[WHAT THE TASK REQUIRES] List, from the lines below, each one with "Plackett" in it.
Begin DATA SHOWN
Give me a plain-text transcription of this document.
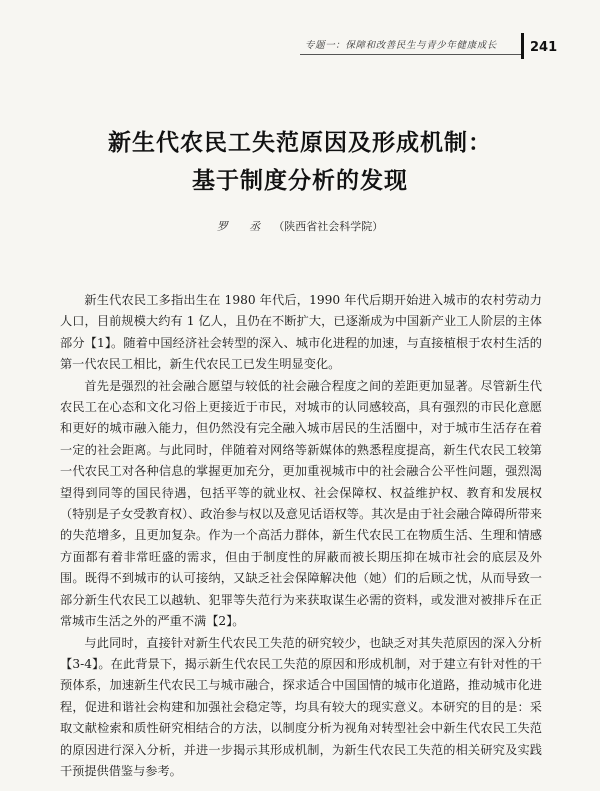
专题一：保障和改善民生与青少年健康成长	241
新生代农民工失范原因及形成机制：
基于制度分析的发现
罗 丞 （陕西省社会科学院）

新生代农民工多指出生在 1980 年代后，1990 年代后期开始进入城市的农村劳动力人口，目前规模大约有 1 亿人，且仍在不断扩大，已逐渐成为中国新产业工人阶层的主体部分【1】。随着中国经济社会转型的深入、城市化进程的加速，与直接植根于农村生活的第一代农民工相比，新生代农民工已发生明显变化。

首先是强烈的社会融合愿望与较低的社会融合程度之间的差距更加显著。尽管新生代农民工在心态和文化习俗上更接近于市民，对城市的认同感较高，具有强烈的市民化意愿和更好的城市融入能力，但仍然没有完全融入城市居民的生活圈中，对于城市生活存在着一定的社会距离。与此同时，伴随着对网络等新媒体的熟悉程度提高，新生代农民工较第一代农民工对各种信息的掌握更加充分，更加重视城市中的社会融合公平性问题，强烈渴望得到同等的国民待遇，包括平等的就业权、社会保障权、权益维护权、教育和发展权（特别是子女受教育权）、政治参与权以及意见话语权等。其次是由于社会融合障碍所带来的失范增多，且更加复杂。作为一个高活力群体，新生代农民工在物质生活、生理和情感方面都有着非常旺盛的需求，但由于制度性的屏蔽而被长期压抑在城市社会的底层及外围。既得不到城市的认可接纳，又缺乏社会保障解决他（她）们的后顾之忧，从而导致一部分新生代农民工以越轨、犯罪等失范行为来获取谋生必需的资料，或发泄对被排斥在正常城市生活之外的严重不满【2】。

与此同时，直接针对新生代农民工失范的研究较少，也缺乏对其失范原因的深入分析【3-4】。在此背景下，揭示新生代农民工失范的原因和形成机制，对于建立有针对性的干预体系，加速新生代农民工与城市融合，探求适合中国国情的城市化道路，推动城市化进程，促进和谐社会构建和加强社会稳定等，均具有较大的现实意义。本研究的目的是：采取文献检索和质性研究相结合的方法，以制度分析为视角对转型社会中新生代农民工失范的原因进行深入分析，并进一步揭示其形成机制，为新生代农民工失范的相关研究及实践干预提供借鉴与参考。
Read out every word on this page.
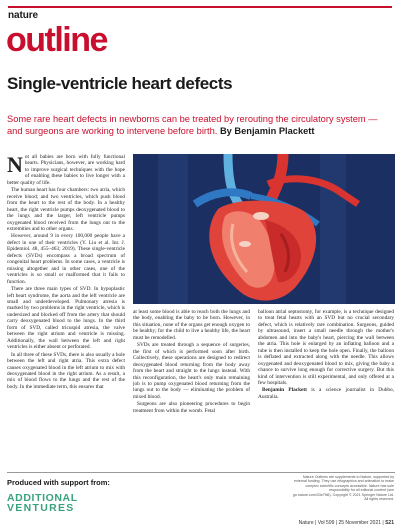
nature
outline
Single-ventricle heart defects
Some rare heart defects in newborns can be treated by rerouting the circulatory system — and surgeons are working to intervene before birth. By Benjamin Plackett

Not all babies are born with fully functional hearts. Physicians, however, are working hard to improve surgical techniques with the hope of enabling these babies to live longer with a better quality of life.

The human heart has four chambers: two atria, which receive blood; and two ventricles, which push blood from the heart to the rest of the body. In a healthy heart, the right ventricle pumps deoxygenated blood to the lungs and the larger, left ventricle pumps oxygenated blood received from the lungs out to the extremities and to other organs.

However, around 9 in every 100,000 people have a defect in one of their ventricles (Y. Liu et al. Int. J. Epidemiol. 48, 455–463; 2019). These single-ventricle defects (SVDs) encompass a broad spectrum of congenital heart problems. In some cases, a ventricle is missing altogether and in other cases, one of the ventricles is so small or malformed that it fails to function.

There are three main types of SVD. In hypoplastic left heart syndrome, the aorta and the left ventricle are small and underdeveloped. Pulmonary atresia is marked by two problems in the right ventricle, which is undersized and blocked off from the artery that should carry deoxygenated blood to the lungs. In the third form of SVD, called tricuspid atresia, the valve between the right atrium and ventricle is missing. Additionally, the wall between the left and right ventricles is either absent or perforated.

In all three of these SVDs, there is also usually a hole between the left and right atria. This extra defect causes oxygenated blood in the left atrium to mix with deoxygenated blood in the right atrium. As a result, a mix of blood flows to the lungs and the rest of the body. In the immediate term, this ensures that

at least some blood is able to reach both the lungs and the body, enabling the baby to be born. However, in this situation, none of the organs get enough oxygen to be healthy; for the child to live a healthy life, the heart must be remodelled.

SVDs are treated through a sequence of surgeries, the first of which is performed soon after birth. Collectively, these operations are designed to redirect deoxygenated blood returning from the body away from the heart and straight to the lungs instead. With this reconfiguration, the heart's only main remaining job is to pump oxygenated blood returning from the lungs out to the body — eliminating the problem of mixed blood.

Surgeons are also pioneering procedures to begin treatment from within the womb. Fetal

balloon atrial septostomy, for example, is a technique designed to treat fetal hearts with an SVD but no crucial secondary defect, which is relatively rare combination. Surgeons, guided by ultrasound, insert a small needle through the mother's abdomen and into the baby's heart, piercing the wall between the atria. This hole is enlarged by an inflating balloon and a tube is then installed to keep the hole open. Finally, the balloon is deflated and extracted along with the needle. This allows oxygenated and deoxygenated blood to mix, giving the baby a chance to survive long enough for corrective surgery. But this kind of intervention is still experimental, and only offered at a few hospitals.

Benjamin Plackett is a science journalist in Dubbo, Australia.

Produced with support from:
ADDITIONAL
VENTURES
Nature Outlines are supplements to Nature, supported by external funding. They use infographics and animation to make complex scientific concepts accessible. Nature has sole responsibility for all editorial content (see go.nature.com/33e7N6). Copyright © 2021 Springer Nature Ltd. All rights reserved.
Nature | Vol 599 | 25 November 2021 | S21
End DATA SHOWN
[RESPONSE]
Some rare heart defects in newborns can be treated by rerouting the circulatory system — and surgeons are working to intervene before birth. By Benjamin Plackett
Benjamin Plackett is a science journalist in Dubbo, Australia.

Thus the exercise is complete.